What you are asked to do |
Any picture among the records should be left out, please; retype the rest exactly.

***

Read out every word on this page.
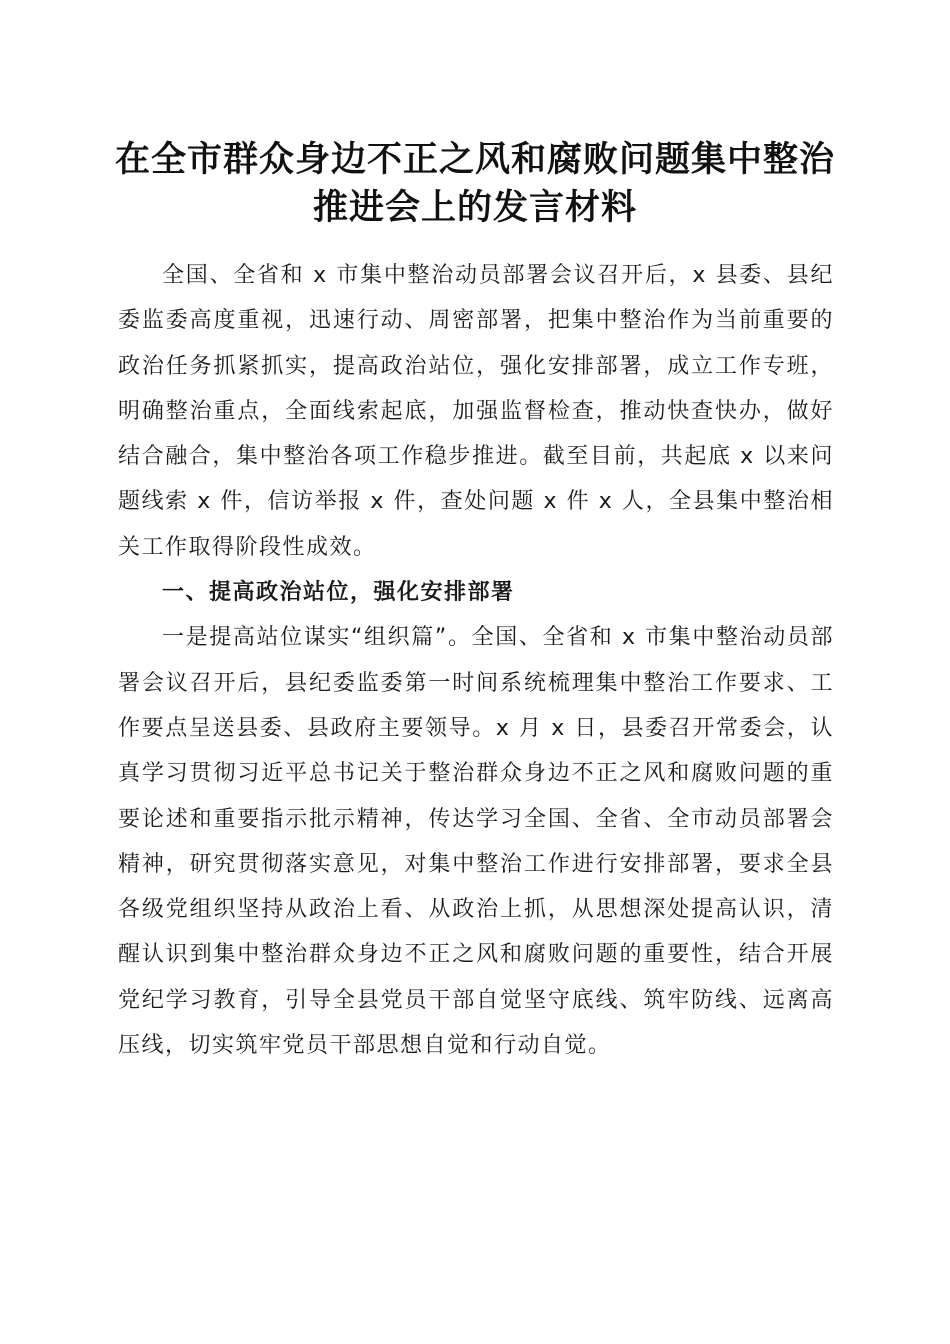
在全市群众身边不正之风和腐败问题集中整治
推进会上的发言材料

全国、全省和 x 市集中整治动员部署会议召开后，x 县委、县纪委监委高度重视，迅速行动、周密部署，把集中整治作为当前重要的政治任务抓紧抓实，提高政治站位，强化安排部署，成立工作专班，明确整治重点，全面线索起底，加强监督检查，推动快查快办，做好结合融合，集中整治各项工作稳步推进。截至目前，共起底 x 以来问题线索 x 件，信访举报 x 件，查处问题 x 件 x 人，全县集中整治相关工作取得阶段性成效。

一、提高政治站位，强化安排部署

一是提高站位谋实“组织篇”。全国、全省和 x 市集中整治动员部署会议召开后，县纪委监委第一时间系统梳理集中整治工作要求、工作要点呈送县委、县政府主要领导。x 月 x 日，县委召开常委会，认真学习贯彻习近平总书记关于整治群众身边不正之风和腐败问题的重要论述和重要指示批示精神，传达学习全国、全省、全市动员部署会精神，研究贯彻落实意见，对集中整治工作进行安排部署，要求全县各级党组织坚持从政治上看、从政治上抓，从思想深处提高认识，清醒认识到集中整治群众身边不正之风和腐败问题的重要性，结合开展党纪学习教育，引导全县党员干部自觉坚守底线、筑牢防线、远离高压线，切实筑牢党员干部思想自觉和行动自觉。
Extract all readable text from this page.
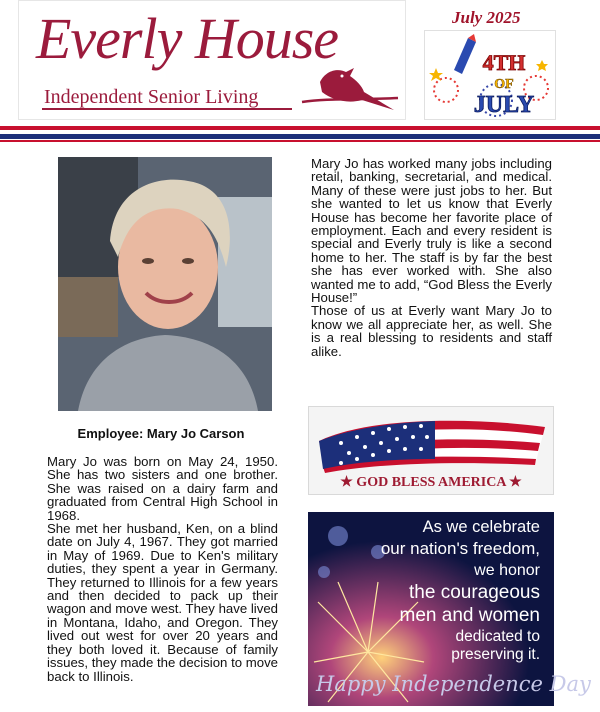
Everly House
Independent Senior Living
July 2025
4TH
OF
JULY
Employee: Mary Jo Carson

Mary Jo was born on May 24, 1950. She has two sisters and one brother. She was raised on a dairy farm and graduated from Central High School in 1968.

She met her husband, Ken, on a blind date on July 4, 1967. They got married in May of 1969. Due to Ken's military duties, they spent a year in Germany. They returned to Illinois for a few years and then decided to pack up their wagon and move west. They have lived in Montana, Idaho, and Oregon. They lived out west for over 20 years and they both loved it. Because of family issues, they made the decision to move back to Illinois.

Mary Jo has worked many jobs including retail, banking, secretarial, and medical. Many of these were just jobs to her. But she wanted to let us know that Everly House has become her favorite place of employment. Each and every resident is special and Everly truly is like a second home to her. The staff is by far the best she has ever worked with. She also wanted me to add, “God Bless the Everly House!”

Those of us at Everly want Mary Jo to know we all appreciate her, as well. She is a real blessing to residents and staff alike.

★ GOD BLESS AMERICA ★
As we celebrate
our nation's freedom,
we honor
the courageous
men and women
dedicated to
preserving it.
Happy Independence Day
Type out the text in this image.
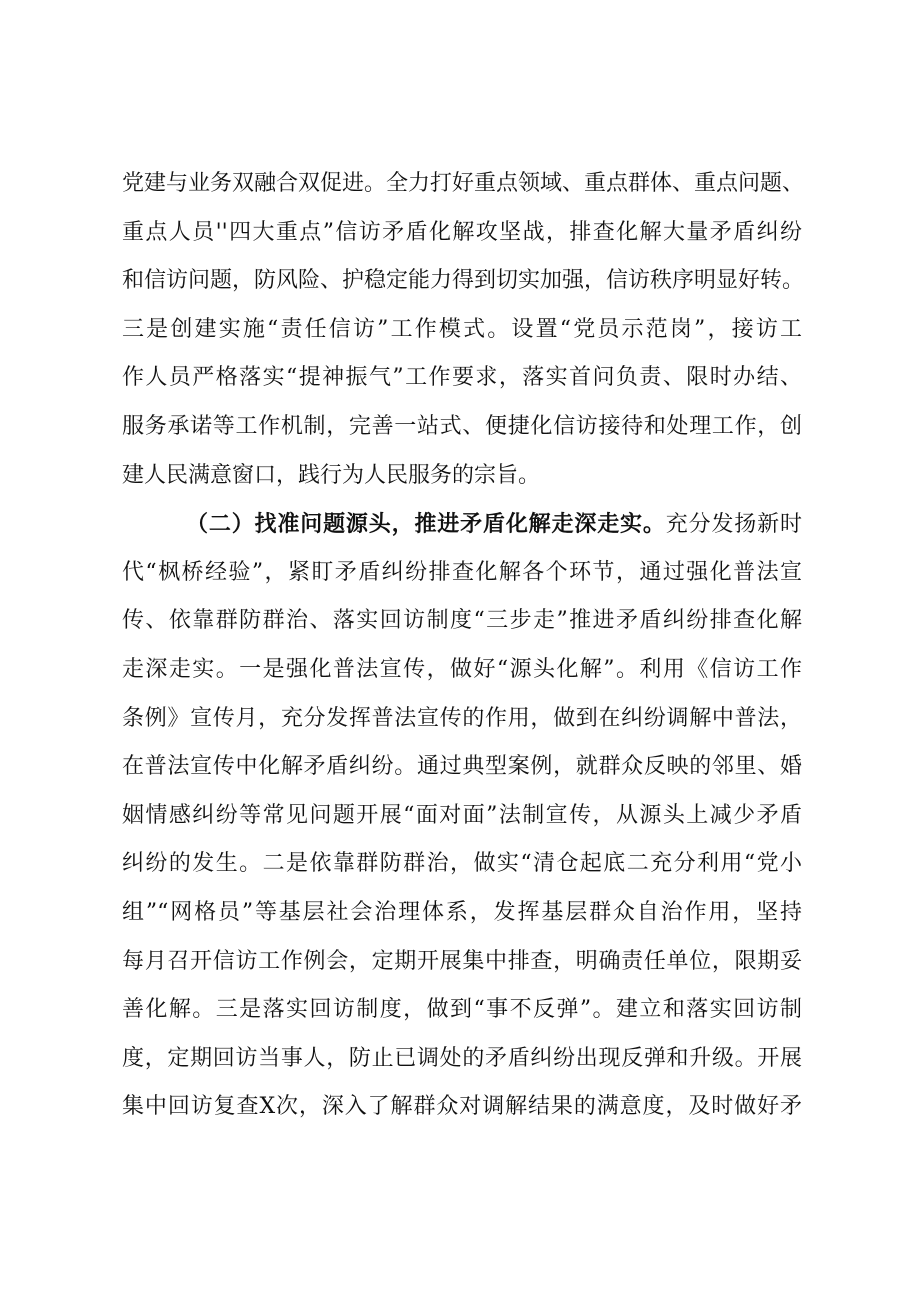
党建与业务双融合双促进。全力打好重点领域、重点群体、重点问题、
重点人员''四大重点”信访矛盾化解攻坚战，排查化解大量矛盾纠纷
和信访问题，防风险、护稳定能力得到切实加强，信访秩序明显好转。
三是创建实施“责任信访”工作模式。设置“党员示范岗”，接访工
作人员严格落实“提神振气”工作要求，落实首问负责、限时办结、
服务承诺等工作机制，完善一站式、便捷化信访接待和处理工作，创
建人民满意窗口，践行为人民服务的宗旨。
（二）找准问题源头，推进矛盾化解走深走实。充分发扬新时
代“枫桥经验”，紧盯矛盾纠纷排查化解各个环节，通过强化普法宣
传、依靠群防群治、落实回访制度“三步走”推进矛盾纠纷排查化解
走深走实。一是强化普法宣传，做好“源头化解”。利用《信访工作
条例》宣传月，充分发挥普法宣传的作用，做到在纠纷调解中普法，
在普法宣传中化解矛盾纠纷。通过典型案例，就群众反映的邻里、婚
姻情感纠纷等常见问题开展“面对面”法制宣传，从源头上减少矛盾
纠纷的发生。二是依靠群防群治，做实“清仓起底二充分利用“党小
组”“网格员”等基层社会治理体系，发挥基层群众自治作用，坚持
每月召开信访工作例会，定期开展集中排查，明确责任单位，限期妥
善化解。三是落实回访制度，做到“事不反弹”。建立和落实回访制
度，定期回访当事人，防止已调处的矛盾纠纷出现反弹和升级。开展
集中回访复查X次，深入了解群众对调解结果的满意度，及时做好矛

***

Reply to the task |
Read out every word on this page.
在全市群众身边不正之风和腐败问题集中整治
推进会上的发言材料

全国、全省和 x 市集中整治动员部署会议召开后，x 县委、县纪委监委高度重视，迅速行动、周密部署，把集中整治作为当前重要的政治任务抓紧抓实，提高政治站位，强化安排部署，成立工作专班，明确整治重点，全面线索起底，加强监督检查，推动快查快办，做好结合融合，集中整治各项工作稳步推进。截至目前，共起底 x 以来问题线索 x 件，信访举报 x 件，查处问题 x 件 x 人，全县集中整治相关工作取得阶段性成效。

一、提高政治站位，强化安排部署

一是提高站位谋实“组织篇”。全国、全省和 x 市集中整治动员部署会议召开后，县纪委监委第一时间系统梳理集中整治工作要求、工作要点呈送县委、县政府主要领导。x 月 x 日，县委召开常委会，认真学习贯彻习近平总书记关于整治群众身边不正之风和腐败问题的重要论述和重要指示批示精神，传达学习全国、全省、全市动员部署会精神，研究贯彻落实意见，对集中整治工作进行安排部署，要求全县各级党组织坚持从政治上看、从政治上抓，从思想深处提高认识，清醒认识到集中整治群众身边不正之风和腐败问题的重要性，结合开展党纪学习教育，引导全县党员干部自觉坚守底线、筑牢防线、远离高压线，切实筑牢党员干部思想自觉和行动自觉。
Extract all readable text from this page.
Everly House
Independent Senior Living
July 2025
4TH
OF
JULY
Employee: Mary Jo Carson

Mary Jo was born on May 24, 1950. She has two sisters and one brother. She was raised on a dairy farm and graduated from Central High School in 1968.

She met her husband, Ken, on a blind date on July 4, 1967. They got married in May of 1969. Due to Ken's military duties, they spent a year in Germany. They returned to Illinois for a few years and then decided to pack up their wagon and move west. They have lived in Montana, Idaho, and Oregon. They lived out west for over 20 years and they both loved it. Because of family issues, they made the decision to move back to Illinois.

Mary Jo has worked many jobs including retail, banking, secretarial, and medical. Many of these were just jobs to her. But she wanted to let us know that Everly House has become her favorite place of employment. Each and every resident is special and Everly truly is like a second home to her. The staff is by far the best she has ever worked with. She also wanted me to add, “God Bless the Everly House!”

Those of us at Everly want Mary Jo to know we all appreciate her, as well. She is a real blessing to residents and staff alike.

★ GOD BLESS AMERICA ★
As we celebrate
our nation's freedom,
we honor
the courageous
men and women
dedicated to
preserving it.
Happy Independence Day
Type out the text in this image.
党建与业务双融合双促进。全力打好重点领域、重点群体、重点问题、
重点人员''四大重点”信访矛盾化解攻坚战，排查化解大量矛盾纠纷
和信访问题，防风险、护稳定能力得到切实加强，信访秩序明显好转。
三是创建实施“责任信访”工作模式。设置“党员示范岗”，接访工
作人员严格落实“提神振气”工作要求，落实首问负责、限时办结、
服务承诺等工作机制，完善一站式、便捷化信访接待和处理工作，创
建人民满意窗口，践行为人民服务的宗旨。
（二）找准问题源头，推进矛盾化解走深走实。充分发扬新时
代“枫桥经验”，紧盯矛盾纠纷排查化解各个环节，通过强化普法宣
传、依靠群防群治、落实回访制度“三步走”推进矛盾纠纷排查化解
走深走实。一是强化普法宣传，做好“源头化解”。利用《信访工作
条例》宣传月，充分发挥普法宣传的作用，做到在纠纷调解中普法，
在普法宣传中化解矛盾纠纷。通过典型案例，就群众反映的邻里、婚
姻情感纠纷等常见问题开展“面对面”法制宣传，从源头上减少矛盾
纠纷的发生。二是依靠群防群治，做实“清仓起底二充分利用“党小
组”“网格员”等基层社会治理体系，发挥基层群众自治作用，坚持
每月召开信访工作例会，定期开展集中排查，明确责任单位，限期妥
善化解。三是落实回访制度，做到“事不反弹”。建立和落实回访制
度，定期回访当事人，防止已调处的矛盾纠纷出现反弹和升级。开展
集中回访复查X次，深入了解群众对调解结果的满意度，及时做好矛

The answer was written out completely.